OHIO SUPREME COURT REARS ITS HEAD AGAIN
As has been reported in the news, the Ohio Supreme Court struck down Ohio’s state legislative maps created by the Ohio Redistricting Commission twice in recent weeks. At the time of me writing this column, the Ohio Redistricting Commission is expected to try it again in the very near future.
For many years, Ohio’s legislative districts were created every 10 years following the U.S. census, by the five-member Ohio Apportionment Board, which consisted of the governor, state auditor, secretary of state and two members of the Ohio General Assembly – one Republican and one Democrat. The Apportionment Board established the legislative maps currently being utilized in Ohio. However, that approach was changed when on Nov. 3, 2015, Ohio voters approved a constitutional amendment to create a state legislative Redistricting Commission.
The new Commission is comprised of seven members: the governor, state auditor, secretary of state, one person appointed by the speaker of the Ohio House of Representatives, one person appointed by the House leader of the largest political party of which the speaker is not a member, one person appointed by the president of the Ohio State Senate, and one person appointed by the Senate leader of the largest political party of which the Senate president is not a member. The Commission is responsible for redistricting the boundaries of the 99 districts of the Ohio House of Representatives and the 33 Ohio Senate districts following the census every 10 years.
Pursuant to the Amendment approved by the voters, the Ohio Redistricting Commission “shall attempt” to draw a General Assembly district plan that is not “primarily” drawn to favor a particular political party, corresponds closely to the statewide voter preferences, and includes districts that are compact and made of contiguous territory.
Obviously, the drawing of legislative districts is a complex process – taking into account many different factors, including voter preferences, keeping districts compact, keeping districts contiguous and not breaking up communities, etc. The Ohio Constitution charges the newly created Redistricting Commission to develop legislative district plans weighing all of those competing interests.

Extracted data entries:

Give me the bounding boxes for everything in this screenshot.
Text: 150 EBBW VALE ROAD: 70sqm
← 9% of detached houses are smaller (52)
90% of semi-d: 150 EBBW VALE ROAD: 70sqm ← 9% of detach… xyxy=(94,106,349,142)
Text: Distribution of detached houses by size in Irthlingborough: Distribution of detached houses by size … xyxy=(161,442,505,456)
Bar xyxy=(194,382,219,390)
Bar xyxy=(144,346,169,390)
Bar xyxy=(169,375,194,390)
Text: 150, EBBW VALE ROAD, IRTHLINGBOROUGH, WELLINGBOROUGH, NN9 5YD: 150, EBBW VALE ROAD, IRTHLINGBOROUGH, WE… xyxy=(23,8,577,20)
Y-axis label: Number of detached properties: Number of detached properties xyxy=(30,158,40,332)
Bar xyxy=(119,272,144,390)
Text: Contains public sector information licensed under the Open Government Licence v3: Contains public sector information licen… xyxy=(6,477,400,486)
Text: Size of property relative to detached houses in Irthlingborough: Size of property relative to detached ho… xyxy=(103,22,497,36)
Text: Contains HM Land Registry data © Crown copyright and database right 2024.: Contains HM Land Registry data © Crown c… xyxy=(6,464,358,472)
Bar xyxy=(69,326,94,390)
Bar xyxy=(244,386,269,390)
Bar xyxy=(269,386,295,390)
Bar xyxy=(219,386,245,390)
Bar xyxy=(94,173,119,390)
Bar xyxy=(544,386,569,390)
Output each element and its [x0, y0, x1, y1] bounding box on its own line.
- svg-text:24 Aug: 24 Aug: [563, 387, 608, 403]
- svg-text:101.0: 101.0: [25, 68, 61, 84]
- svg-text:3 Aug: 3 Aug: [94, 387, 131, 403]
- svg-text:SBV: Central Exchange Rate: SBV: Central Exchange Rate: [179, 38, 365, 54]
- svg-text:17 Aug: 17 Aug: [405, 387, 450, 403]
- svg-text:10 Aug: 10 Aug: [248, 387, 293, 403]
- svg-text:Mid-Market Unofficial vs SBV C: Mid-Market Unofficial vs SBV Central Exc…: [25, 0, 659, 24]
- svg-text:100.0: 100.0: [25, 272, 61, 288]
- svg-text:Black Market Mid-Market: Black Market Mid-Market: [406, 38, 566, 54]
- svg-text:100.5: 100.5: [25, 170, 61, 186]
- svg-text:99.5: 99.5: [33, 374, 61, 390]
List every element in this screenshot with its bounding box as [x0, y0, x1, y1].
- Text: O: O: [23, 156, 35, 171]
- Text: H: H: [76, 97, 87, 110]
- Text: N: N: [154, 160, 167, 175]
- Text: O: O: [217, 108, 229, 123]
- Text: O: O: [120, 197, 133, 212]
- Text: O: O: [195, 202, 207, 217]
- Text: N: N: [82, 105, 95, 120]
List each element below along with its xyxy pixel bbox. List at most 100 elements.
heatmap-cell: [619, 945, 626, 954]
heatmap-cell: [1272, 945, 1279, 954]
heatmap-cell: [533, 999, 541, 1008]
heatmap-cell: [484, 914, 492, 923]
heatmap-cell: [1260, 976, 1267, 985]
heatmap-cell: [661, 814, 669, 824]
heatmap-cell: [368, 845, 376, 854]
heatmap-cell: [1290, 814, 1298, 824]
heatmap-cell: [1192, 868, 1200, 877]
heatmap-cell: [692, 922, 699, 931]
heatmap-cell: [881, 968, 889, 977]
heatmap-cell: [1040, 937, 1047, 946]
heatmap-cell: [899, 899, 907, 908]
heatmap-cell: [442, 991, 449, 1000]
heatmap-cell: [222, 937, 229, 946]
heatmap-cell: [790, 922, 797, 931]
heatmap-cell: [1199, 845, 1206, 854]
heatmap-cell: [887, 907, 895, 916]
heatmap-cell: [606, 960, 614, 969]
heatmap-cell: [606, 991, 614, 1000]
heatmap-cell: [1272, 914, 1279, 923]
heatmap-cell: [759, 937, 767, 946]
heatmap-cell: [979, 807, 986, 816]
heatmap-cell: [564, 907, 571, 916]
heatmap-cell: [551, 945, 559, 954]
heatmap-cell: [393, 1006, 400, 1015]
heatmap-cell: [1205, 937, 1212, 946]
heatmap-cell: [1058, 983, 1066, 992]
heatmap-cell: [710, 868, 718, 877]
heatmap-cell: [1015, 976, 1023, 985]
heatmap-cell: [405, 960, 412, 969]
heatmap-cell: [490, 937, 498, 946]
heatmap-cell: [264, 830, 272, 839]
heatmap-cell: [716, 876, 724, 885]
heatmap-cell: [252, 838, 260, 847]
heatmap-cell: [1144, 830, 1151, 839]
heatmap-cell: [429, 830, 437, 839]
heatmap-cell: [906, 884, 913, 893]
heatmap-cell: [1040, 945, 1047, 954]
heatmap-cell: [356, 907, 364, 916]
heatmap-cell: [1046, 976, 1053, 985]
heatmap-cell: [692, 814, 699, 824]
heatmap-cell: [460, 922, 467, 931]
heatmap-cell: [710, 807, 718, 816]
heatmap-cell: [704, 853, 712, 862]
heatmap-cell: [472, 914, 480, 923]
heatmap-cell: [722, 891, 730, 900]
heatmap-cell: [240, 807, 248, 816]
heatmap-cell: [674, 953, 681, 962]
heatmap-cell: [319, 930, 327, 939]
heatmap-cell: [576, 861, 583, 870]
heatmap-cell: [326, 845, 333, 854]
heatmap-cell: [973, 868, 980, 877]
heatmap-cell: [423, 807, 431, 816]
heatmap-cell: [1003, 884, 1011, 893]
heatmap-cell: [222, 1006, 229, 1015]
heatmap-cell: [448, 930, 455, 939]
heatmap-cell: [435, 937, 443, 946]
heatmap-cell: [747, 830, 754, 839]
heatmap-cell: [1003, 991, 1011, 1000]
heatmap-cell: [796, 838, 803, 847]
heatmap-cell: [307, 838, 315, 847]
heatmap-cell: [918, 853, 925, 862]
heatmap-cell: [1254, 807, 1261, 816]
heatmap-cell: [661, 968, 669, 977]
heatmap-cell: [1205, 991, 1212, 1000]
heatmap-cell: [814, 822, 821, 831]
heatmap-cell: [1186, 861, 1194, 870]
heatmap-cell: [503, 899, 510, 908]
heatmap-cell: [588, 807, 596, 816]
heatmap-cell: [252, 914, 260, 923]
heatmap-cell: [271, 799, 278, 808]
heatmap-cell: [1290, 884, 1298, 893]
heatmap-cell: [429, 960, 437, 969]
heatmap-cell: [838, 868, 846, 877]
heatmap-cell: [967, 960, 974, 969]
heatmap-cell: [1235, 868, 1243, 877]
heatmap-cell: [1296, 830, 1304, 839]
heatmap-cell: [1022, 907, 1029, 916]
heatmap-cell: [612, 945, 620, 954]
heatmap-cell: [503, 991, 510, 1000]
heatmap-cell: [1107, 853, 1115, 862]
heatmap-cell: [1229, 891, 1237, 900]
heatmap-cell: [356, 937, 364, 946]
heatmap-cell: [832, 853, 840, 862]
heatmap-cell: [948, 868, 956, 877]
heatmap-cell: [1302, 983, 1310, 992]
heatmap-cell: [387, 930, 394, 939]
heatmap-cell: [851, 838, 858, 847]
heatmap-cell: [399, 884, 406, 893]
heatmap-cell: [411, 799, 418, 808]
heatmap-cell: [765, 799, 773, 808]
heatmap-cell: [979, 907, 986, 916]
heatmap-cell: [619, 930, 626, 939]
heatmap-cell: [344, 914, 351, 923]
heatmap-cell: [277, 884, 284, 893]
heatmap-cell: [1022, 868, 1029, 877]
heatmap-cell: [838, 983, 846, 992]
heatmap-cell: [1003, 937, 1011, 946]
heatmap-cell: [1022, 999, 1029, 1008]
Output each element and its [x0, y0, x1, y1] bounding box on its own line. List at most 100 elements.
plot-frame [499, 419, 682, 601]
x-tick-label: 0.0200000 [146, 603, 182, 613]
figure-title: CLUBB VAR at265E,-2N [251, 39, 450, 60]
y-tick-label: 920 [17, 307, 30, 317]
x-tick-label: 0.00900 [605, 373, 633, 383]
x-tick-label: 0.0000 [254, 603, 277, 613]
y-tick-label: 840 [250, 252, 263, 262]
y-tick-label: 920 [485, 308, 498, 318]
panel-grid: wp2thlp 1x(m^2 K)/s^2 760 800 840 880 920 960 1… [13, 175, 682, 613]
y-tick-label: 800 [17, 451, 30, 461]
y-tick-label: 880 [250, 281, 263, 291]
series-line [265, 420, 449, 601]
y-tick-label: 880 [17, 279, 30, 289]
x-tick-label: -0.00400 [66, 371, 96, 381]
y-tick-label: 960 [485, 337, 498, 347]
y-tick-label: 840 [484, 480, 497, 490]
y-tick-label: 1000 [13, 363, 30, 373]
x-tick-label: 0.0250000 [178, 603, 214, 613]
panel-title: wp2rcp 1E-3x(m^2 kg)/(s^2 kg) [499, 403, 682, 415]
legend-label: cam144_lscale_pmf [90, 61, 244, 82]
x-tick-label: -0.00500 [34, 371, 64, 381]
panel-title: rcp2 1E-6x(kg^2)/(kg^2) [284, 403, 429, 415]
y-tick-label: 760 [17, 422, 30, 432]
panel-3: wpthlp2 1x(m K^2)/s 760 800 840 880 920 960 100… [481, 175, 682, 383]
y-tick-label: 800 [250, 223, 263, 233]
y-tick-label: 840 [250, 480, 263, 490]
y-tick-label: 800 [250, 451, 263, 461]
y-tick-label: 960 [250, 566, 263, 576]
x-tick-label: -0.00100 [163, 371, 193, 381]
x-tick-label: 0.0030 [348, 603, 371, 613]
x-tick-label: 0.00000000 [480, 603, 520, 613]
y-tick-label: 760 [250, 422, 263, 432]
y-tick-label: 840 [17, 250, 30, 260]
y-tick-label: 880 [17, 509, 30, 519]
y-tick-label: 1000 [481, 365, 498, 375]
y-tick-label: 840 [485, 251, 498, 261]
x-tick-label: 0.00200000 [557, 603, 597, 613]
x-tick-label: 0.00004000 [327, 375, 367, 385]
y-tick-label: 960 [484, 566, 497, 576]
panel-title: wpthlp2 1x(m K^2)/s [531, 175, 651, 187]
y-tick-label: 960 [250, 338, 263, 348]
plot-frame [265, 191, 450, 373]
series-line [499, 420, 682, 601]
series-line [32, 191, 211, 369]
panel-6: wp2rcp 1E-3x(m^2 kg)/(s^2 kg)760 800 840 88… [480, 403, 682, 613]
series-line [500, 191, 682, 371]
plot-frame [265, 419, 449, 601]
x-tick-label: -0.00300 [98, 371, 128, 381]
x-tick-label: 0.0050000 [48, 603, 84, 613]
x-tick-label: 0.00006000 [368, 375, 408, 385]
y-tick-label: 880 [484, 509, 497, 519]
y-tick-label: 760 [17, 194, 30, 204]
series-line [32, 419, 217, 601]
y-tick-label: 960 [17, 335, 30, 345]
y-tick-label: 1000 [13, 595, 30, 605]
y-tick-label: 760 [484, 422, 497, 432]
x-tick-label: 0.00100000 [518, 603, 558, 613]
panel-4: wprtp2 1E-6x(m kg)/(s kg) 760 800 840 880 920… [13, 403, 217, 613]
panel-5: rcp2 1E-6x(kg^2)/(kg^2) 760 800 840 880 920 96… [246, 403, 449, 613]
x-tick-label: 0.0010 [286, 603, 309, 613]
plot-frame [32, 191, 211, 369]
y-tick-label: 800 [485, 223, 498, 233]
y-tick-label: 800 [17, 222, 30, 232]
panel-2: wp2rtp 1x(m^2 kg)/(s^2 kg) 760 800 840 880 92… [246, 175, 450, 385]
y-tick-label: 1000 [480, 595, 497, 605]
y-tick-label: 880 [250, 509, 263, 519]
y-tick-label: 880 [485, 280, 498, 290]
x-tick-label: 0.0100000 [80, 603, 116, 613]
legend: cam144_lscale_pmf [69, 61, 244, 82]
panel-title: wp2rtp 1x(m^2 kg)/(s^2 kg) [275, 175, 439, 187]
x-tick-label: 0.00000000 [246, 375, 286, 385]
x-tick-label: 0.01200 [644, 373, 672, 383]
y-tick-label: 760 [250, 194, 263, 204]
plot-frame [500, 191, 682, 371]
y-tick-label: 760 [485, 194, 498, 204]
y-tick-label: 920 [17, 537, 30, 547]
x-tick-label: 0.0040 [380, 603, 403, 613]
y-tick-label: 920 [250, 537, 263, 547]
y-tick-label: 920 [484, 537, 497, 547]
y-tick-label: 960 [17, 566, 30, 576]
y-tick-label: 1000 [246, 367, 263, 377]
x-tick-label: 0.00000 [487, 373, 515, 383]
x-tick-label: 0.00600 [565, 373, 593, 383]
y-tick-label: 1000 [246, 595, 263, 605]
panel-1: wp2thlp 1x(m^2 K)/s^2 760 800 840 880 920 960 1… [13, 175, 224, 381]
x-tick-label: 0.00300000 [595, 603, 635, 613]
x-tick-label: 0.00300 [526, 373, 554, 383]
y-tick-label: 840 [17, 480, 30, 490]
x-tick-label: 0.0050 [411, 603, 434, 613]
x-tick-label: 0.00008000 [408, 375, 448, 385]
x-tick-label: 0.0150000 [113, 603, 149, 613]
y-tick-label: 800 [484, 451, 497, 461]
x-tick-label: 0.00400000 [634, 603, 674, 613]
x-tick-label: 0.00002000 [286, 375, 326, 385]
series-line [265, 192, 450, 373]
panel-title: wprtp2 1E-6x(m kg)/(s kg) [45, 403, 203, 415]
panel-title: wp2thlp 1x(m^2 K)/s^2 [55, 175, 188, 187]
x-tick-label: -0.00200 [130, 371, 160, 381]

◆ EXERCISE 1: According to the column on Ohio redistricting, why did the Ohio Apportionment Board stop being the body that draws Ohio's legislative districts? Answer in one to three sentences.
◆ EXERCISE 2: Quote the passage of the column on Ohio redistricting starting with "For many years, Ohio’s" and going on through "legislative Redistricting Commission.".
Rely only on the text about Ohio redistricting when working through these.

◆ ANSWER AREA 1: The Apportionment Board approach changed because Ohio voters approved a constitutional amendment on Nov. 3, 2015. That amendment created a state legislative Redistricting Commission to take over the task.

◆ ANSWER AREA 2:
For many years, Ohio’s legislative districts were created every 10 years following the U.S. census, by the five-member Ohio Apportionment Board, which consisted of the governor, state auditor, secretary of state and two members of the Ohio General Assembly – one Republican and one Democrat. The Apportionment Board established the legislative maps currently being utilized in Ohio. However, that approach was changed when on Nov. 3, 2015, Ohio voters approved a constitutional amendment to create a state legislative Redistricting Commission.